## TASK
How many lines in these records hold the string "color"? State only that number.

** start of RECORDS FOR THE EXERCISE **

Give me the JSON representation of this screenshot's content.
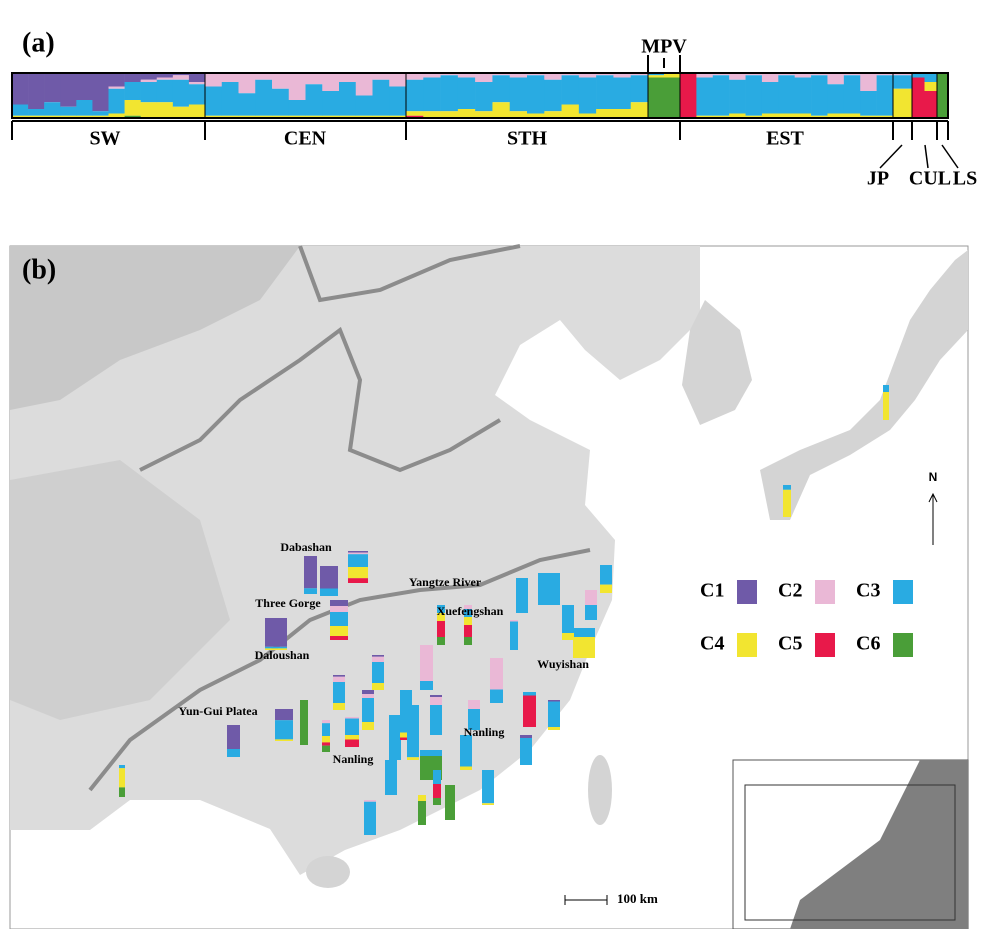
{
  "components": [
    {
      "name": "C1",
      "color": "#6f5aa8"
    },
    {
      "name": "C2",
      "color": "#eab8d6"
    },
    {
      "name": "C3",
      "color": "#29abe2"
    },
    {
      "name": "C4",
      "color": "#f2e530"
    },
    {
      "name": "C5",
      "color": "#e8194a"
    },
    {
      "name": "C6",
      "color": "#4a9e38"
    }
  ],
  "panel_a": {
    "label": "(a)",
    "groups": [
      {
        "name": "SW",
        "individuals": [
          [
            70,
            0,
            25,
            5,
            0,
            0
          ],
          [
            80,
            0,
            15,
            5,
            0,
            0
          ],
          [
            65,
            0,
            30,
            5,
            0,
            0
          ],
          [
            75,
            0,
            20,
            5,
            0,
            0
          ],
          [
            60,
            0,
            35,
            5,
            0,
            0
          ],
          [
            85,
            0,
            10,
            5,
            0,
            0
          ],
          [
            30,
            5,
            55,
            10,
            0,
            0
          ],
          [
            20,
            0,
            40,
            35,
            0,
            5
          ],
          [
            15,
            5,
            45,
            35,
            0,
            0
          ],
          [
            10,
            5,
            50,
            35,
            0,
            0
          ],
          [
            5,
            10,
            60,
            25,
            0,
            0
          ],
          [
            20,
            5,
            45,
            30,
            0,
            0
          ]
        ]
      },
      {
        "name": "CEN",
        "individuals": [
          [
            0,
            30,
            65,
            5,
            0,
            0
          ],
          [
            0,
            20,
            75,
            5,
            0,
            0
          ],
          [
            0,
            45,
            50,
            5,
            0,
            0
          ],
          [
            0,
            15,
            80,
            5,
            0,
            0
          ],
          [
            0,
            35,
            60,
            5,
            0,
            0
          ],
          [
            0,
            60,
            35,
            5,
            0,
            0
          ],
          [
            0,
            25,
            70,
            5,
            0,
            0
          ],
          [
            0,
            40,
            55,
            5,
            0,
            0
          ],
          [
            0,
            20,
            75,
            5,
            0,
            0
          ],
          [
            0,
            50,
            45,
            5,
            0,
            0
          ],
          [
            0,
            15,
            80,
            5,
            0,
            0
          ],
          [
            0,
            30,
            65,
            5,
            0,
            0
          ]
        ]
      },
      {
        "name": "STH",
        "individuals": [
          [
            0,
            15,
            70,
            10,
            5,
            0
          ],
          [
            0,
            10,
            75,
            15,
            0,
            0
          ],
          [
            0,
            5,
            80,
            15,
            0,
            0
          ],
          [
            0,
            10,
            70,
            20,
            0,
            0
          ],
          [
            0,
            20,
            65,
            15,
            0,
            0
          ],
          [
            0,
            5,
            60,
            35,
            0,
            0
          ],
          [
            0,
            10,
            75,
            15,
            0,
            0
          ],
          [
            0,
            5,
            85,
            10,
            0,
            0
          ],
          [
            0,
            15,
            70,
            15,
            0,
            0
          ],
          [
            0,
            5,
            65,
            30,
            0,
            0
          ],
          [
            0,
            10,
            80,
            10,
            0,
            0
          ],
          [
            0,
            5,
            75,
            20,
            0,
            0
          ],
          [
            0,
            10,
            70,
            20,
            0,
            0
          ],
          [
            0,
            5,
            60,
            35,
            0,
            0
          ]
        ]
      },
      {
        "name": "MPV",
        "individuals": [
          [
            0,
            0,
            5,
            5,
            0,
            90
          ],
          [
            0,
            0,
            0,
            10,
            0,
            90
          ]
        ]
      },
      {
        "name": "EST",
        "individuals": [
          [
            0,
            0,
            0,
            0,
            100,
            0
          ],
          [
            0,
            10,
            85,
            5,
            0,
            0
          ],
          [
            0,
            5,
            90,
            5,
            0,
            0
          ],
          [
            0,
            15,
            75,
            10,
            0,
            0
          ],
          [
            0,
            5,
            90,
            5,
            0,
            0
          ],
          [
            0,
            20,
            70,
            10,
            0,
            0
          ],
          [
            0,
            5,
            85,
            10,
            0,
            0
          ],
          [
            0,
            10,
            80,
            10,
            0,
            0
          ],
          [
            0,
            5,
            90,
            5,
            0,
            0
          ],
          [
            0,
            25,
            65,
            10,
            0,
            0
          ],
          [
            0,
            5,
            85,
            10,
            0,
            0
          ],
          [
            0,
            40,
            55,
            5,
            0,
            0
          ],
          [
            0,
            5,
            90,
            5,
            0,
            0
          ]
        ]
      },
      {
        "name": "JP",
        "individuals": [
          [
            0,
            5,
            30,
            65,
            0,
            0
          ]
        ]
      },
      {
        "name": "CUL",
        "individuals": [
          [
            0,
            0,
            10,
            0,
            90,
            0
          ],
          [
            0,
            0,
            20,
            20,
            60,
            0
          ]
        ]
      },
      {
        "name": "LS",
        "individuals": [
          [
            0,
            0,
            0,
            0,
            0,
            100
          ]
        ]
      }
    ]
  },
  "panel_b": {
    "label": "(b)",
    "places": [
      "Dabashan",
      "Three Gorge",
      "Daloushan",
      "Yangtze River",
      "Xuefengshan",
      "Wuyishan",
      "Yun-Gui Platea",
      "Nanling",
      "Nanling"
    ],
    "north": "N",
    "scale": "100 km",
    "populations": [
      [
        85,
        0,
        15,
        0,
        0,
        0
      ],
      [
        75,
        0,
        25,
        0,
        0,
        0
      ],
      [
        5,
        5,
        40,
        35,
        15,
        0
      ],
      [
        90,
        0,
        5,
        5,
        0,
        0
      ],
      [
        15,
        15,
        35,
        25,
        10,
        0
      ],
      [
        75,
        0,
        25,
        0,
        0,
        0
      ],
      [
        35,
        0,
        60,
        5,
        0,
        0
      ],
      [
        0,
        0,
        0,
        0,
        0,
        100
      ],
      [
        0,
        10,
        40,
        20,
        10,
        20
      ],
      [
        0,
        5,
        55,
        15,
        25,
        0
      ],
      [
        5,
        15,
        60,
        20,
        0,
        0
      ],
      [
        5,
        15,
        60,
        20,
        0,
        0
      ],
      [
        10,
        10,
        60,
        20,
        0,
        0
      ],
      [
        0,
        0,
        100,
        0,
        0,
        0
      ],
      [
        0,
        0,
        85,
        10,
        5,
        0
      ],
      [
        0,
        80,
        20,
        0,
        0,
        0
      ],
      [
        5,
        20,
        75,
        0,
        0,
        0
      ],
      [
        0,
        10,
        20,
        20,
        30,
        20
      ],
      [
        0,
        0,
        20,
        20,
        40,
        20
      ],
      [
        0,
        70,
        30,
        0,
        0,
        0
      ],
      [
        0,
        30,
        70,
        0,
        0,
        0
      ],
      [
        0,
        0,
        100,
        0,
        0,
        0
      ],
      [
        0,
        0,
        100,
        0,
        0,
        0
      ],
      [
        0,
        0,
        10,
        0,
        90,
        0
      ],
      [
        0,
        0,
        30,
        70,
        0,
        0
      ],
      [
        0,
        0,
        70,
        30,
        0,
        0
      ],
      [
        0,
        50,
        50,
        0,
        0,
        0
      ],
      [
        0,
        0,
        80,
        20,
        0,
        0
      ],
      [
        0,
        0,
        20,
        0,
        0,
        80
      ],
      [
        0,
        0,
        0,
        0,
        0,
        100
      ],
      [
        0,
        0,
        0,
        20,
        0,
        80
      ],
      [
        0,
        5,
        95,
        0,
        0,
        0
      ],
      [
        0,
        0,
        100,
        0,
        0,
        0
      ],
      [
        0,
        0,
        90,
        10,
        0,
        0
      ],
      [
        0,
        0,
        95,
        5,
        0,
        0
      ],
      [
        10,
        0,
        90,
        0,
        0,
        0
      ],
      [
        5,
        0,
        85,
        10,
        0,
        0
      ],
      [
        0,
        0,
        20,
        80,
        0,
        0
      ],
      [
        0,
        0,
        15,
        85,
        0,
        0
      ],
      [
        0,
        0,
        10,
        60,
        0,
        30
      ],
      [
        0,
        0,
        40,
        0,
        40,
        20
      ],
      [
        0,
        0,
        95,
        5,
        0,
        0
      ],
      [
        0,
        5,
        95,
        0,
        0,
        0
      ]
    ]
  }
}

** end of RECORDS FOR THE EXERCISE **

## ANSWER TO THIS TASK
6